## Your objective
Restate the data below word for word. Skip any images it contains.

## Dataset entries
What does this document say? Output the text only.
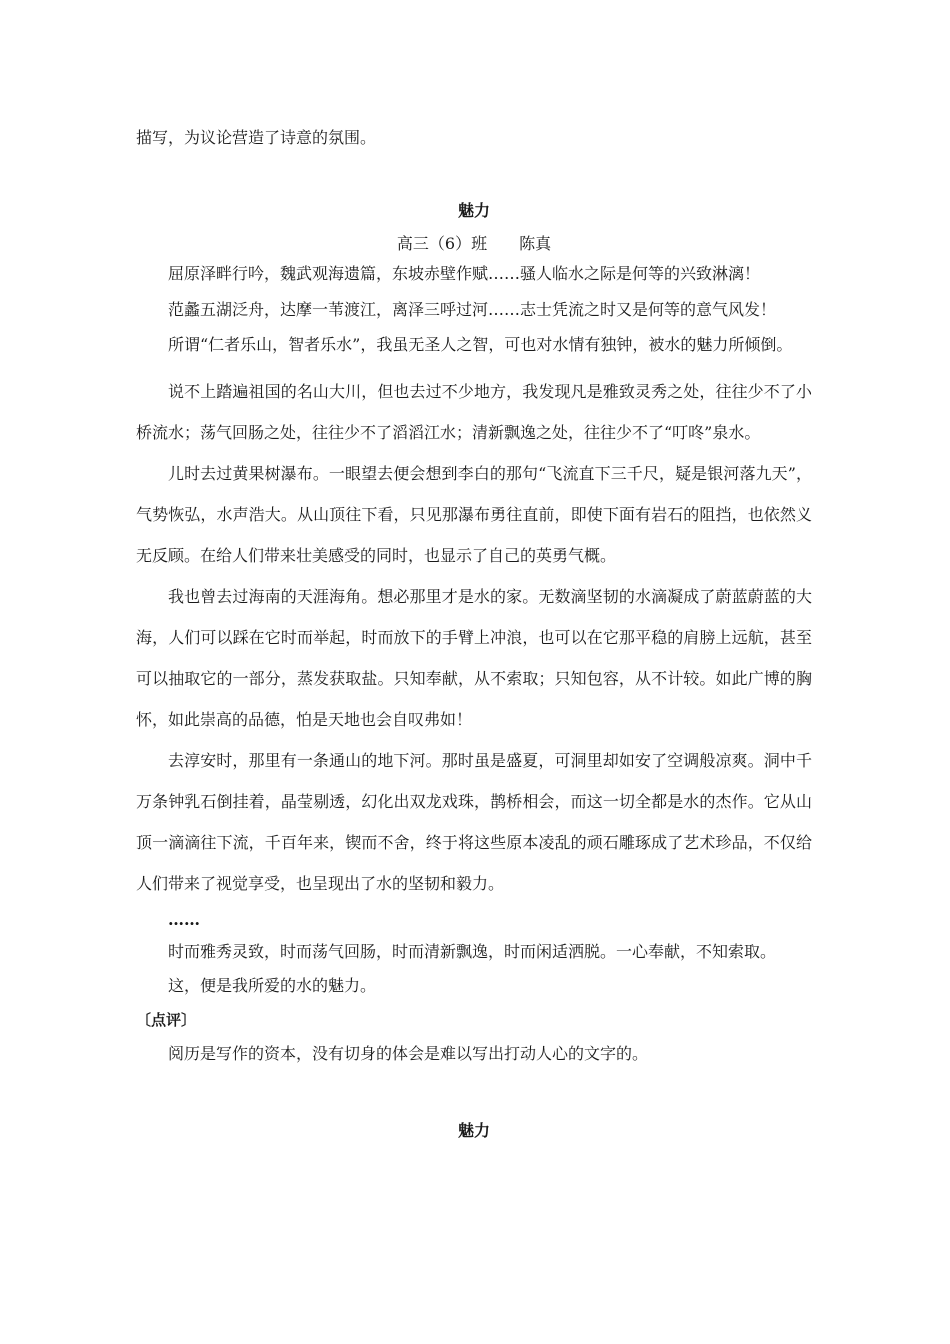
描写，为议论营造了诗意的氛围。

魅力

高三（6）班　　陈真

屈原泽畔行吟，魏武观海遗篇，东坡赤壁作赋……骚人临水之际是何等的兴致淋漓！

范蠡五湖泛舟，达摩一苇渡江，离泽三呼过河……志士凭流之时又是何等的意气风发！

所谓“仁者乐山，智者乐水”，我虽无圣人之智，可也对水情有独钟，被水的魅力所倾倒。

说不上踏遍祖国的名山大川，但也去过不少地方，我发现凡是雅致灵秀之处，往往少不了小桥流水；荡气回肠之处，往往少不了滔滔江水；清新飘逸之处，往往少不了“叮咚”泉水。

儿时去过黄果树瀑布。一眼望去便会想到李白的那句“飞流直下三千尺，疑是银河落九天”，气势恢弘，水声浩大。从山顶往下看，只见那瀑布勇往直前，即使下面有岩石的阻挡，也依然义无反顾。在给人们带来壮美感受的同时，也显示了自己的英勇气概。

我也曾去过海南的天涯海角。想必那里才是水的家。无数滴坚韧的水滴凝成了蔚蓝蔚蓝的大海，人们可以踩在它时而举起，时而放下的手臂上冲浪，也可以在它那平稳的肩膀上远航，甚至可以抽取它的一部分，蒸发获取盐。只知奉献，从不索取；只知包容，从不计较。如此广博的胸怀，如此崇高的品德，怕是天地也会自叹弗如！

去淳安时，那里有一条通山的地下河。那时虽是盛夏，可洞里却如安了空调般凉爽。洞中千万条钟乳石倒挂着，晶莹剔透，幻化出双龙戏珠，鹊桥相会，而这一切全都是水的杰作。它从山顶一滴滴往下流，千百年来，锲而不舍，终于将这些原本凌乱的顽石雕琢成了艺术珍品，不仅给人们带来了视觉享受，也呈现出了水的坚韧和毅力。

……

时而雅秀灵致，时而荡气回肠，时而清新飘逸，时而闲适洒脱。一心奉献，不知索取。

这，便是我所爱的水的魅力。

〔点评〕

阅历是写作的资本，没有切身的体会是难以写出打动人心的文字的。

魅力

## Solution for this exercise
What does this document say? Output the text only.
描写，为议论营造了诗意的氛围。

魅力

高三（6）班　　陈真

屈原泽畔行吟，魏武观海遗篇，东坡赤壁作赋……骚人临水之际是何等的兴致淋漓！

范蠡五湖泛舟，达摩一苇渡江，离泽三呼过河……志士凭流之时又是何等的意气风发！

所谓“仁者乐山，智者乐水”，我虽无圣人之智，可也对水情有独钟，被水的魅力所倾倒。

说不上踏遍祖国的名山大川，但也去过不少地方，我发现凡是雅致灵秀之处，往往少不了小桥流水；荡气回肠之处，往往少不了滔滔江水；清新飘逸之处，往往少不了“叮咚”泉水。

儿时去过黄果树瀑布。一眼望去便会想到李白的那句“飞流直下三千尺，疑是银河落九天”，气势恢弘，水声浩大。从山顶往下看，只见那瀑布勇往直前，即使下面有岩石的阻挡，也依然义无反顾。在给人们带来壮美感受的同时，也显示了自己的英勇气概。

我也曾去过海南的天涯海角。想必那里才是水的家。无数滴坚韧的水滴凝成了蔚蓝蔚蓝的大海，人们可以踩在它时而举起，时而放下的手臂上冲浪，也可以在它那平稳的肩膀上远航，甚至可以抽取它的一部分，蒸发获取盐。只知奉献，从不索取；只知包容，从不计较。如此广博的胸怀，如此崇高的品德，怕是天地也会自叹弗如！

去淳安时，那里有一条通山的地下河。那时虽是盛夏，可洞里却如安了空调般凉爽。洞中千万条钟乳石倒挂着，晶莹剔透，幻化出双龙戏珠，鹊桥相会，而这一切全都是水的杰作。它从山顶一滴滴往下流，千百年来，锲而不舍，终于将这些原本凌乱的顽石雕琢成了艺术珍品，不仅给人们带来了视觉享受，也呈现出了水的坚韧和毅力。

……

时而雅秀灵致，时而荡气回肠，时而清新飘逸，时而闲适洒脱。一心奉献，不知索取。

这，便是我所爱的水的魅力。

〔点评〕

阅历是写作的资本，没有切身的体会是难以写出打动人心的文字的。

魅力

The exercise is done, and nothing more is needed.